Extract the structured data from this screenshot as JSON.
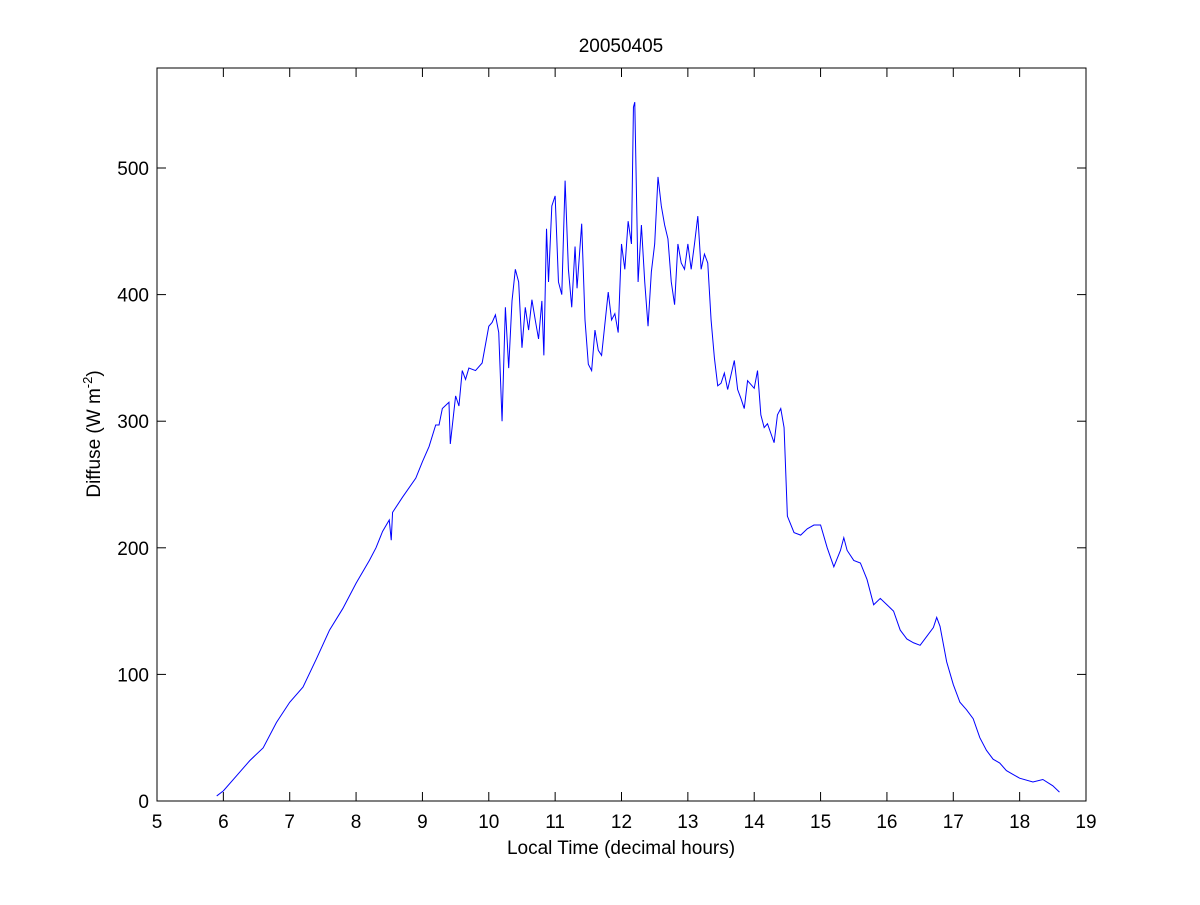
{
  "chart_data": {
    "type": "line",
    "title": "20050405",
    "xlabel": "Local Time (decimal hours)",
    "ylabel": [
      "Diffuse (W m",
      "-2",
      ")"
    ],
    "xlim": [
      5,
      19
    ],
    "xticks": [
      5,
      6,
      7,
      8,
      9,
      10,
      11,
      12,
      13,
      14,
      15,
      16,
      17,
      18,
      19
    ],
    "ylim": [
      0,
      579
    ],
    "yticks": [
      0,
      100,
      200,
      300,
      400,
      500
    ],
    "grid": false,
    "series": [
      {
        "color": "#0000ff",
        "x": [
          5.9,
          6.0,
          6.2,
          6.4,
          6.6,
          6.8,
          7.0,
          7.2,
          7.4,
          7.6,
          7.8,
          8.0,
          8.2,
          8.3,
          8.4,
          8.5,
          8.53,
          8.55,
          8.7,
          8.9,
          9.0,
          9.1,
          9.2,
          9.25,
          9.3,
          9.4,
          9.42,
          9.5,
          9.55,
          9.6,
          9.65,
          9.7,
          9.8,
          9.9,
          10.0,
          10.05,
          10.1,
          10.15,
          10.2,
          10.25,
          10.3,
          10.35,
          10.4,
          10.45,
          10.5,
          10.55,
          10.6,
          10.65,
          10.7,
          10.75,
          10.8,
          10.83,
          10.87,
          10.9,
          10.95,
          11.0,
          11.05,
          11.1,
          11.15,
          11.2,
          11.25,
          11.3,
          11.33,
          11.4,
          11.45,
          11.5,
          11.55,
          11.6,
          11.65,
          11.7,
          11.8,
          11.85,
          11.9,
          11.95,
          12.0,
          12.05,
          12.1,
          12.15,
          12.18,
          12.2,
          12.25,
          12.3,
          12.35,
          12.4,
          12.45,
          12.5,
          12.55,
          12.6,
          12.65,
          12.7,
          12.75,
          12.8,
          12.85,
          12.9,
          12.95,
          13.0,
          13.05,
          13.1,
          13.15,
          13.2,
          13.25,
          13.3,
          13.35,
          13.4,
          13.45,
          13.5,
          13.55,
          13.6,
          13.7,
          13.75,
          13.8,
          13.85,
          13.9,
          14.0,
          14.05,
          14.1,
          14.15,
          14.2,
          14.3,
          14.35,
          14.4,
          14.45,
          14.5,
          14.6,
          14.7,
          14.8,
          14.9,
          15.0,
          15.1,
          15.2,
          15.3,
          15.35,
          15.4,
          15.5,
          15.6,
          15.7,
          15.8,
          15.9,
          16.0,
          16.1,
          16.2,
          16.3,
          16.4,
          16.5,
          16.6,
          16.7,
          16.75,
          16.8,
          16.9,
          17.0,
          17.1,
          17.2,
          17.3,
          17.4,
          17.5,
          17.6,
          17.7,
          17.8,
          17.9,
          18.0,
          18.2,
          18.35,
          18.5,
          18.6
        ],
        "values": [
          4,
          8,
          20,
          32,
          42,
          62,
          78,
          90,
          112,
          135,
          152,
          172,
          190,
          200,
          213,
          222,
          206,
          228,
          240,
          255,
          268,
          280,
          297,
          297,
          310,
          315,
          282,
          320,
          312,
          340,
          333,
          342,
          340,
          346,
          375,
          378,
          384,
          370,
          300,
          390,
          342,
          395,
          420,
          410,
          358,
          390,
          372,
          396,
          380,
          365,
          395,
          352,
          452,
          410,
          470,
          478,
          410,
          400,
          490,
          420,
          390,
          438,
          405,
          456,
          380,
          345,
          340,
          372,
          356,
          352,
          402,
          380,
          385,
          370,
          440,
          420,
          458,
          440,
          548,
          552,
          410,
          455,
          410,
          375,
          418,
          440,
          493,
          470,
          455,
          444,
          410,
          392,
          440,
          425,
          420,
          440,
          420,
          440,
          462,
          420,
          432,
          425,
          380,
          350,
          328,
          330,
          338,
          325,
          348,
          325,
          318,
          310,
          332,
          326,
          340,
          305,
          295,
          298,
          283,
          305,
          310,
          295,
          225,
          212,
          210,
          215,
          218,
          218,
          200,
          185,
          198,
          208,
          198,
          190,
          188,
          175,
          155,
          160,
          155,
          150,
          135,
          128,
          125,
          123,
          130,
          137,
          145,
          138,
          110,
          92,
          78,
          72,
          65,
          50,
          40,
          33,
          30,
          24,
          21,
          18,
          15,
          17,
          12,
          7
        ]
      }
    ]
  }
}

○ ○ ○ ○ ○

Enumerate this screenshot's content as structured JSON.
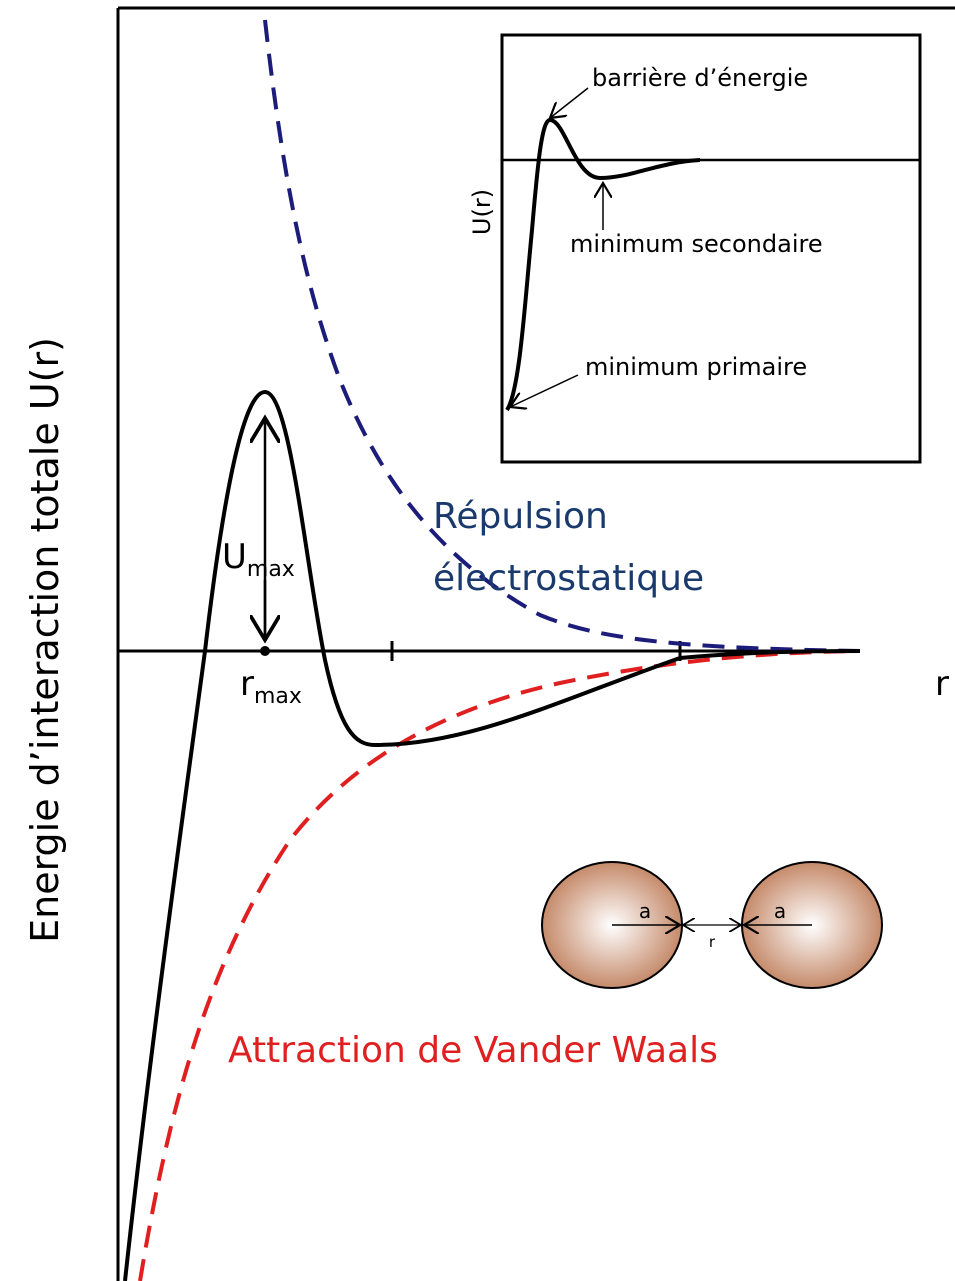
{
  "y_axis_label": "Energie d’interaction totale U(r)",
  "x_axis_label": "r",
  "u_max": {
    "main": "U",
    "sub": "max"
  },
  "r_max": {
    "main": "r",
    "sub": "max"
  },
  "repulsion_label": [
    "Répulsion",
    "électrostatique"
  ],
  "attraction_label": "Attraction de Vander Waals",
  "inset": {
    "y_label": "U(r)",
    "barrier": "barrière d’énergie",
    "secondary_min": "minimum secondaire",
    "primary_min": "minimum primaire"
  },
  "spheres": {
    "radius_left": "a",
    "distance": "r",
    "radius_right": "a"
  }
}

○ ○ ○ ○ ○

Tell how many lines of the material above hold "JSON", answering with a bare number.

**Answer to the exercise**: 2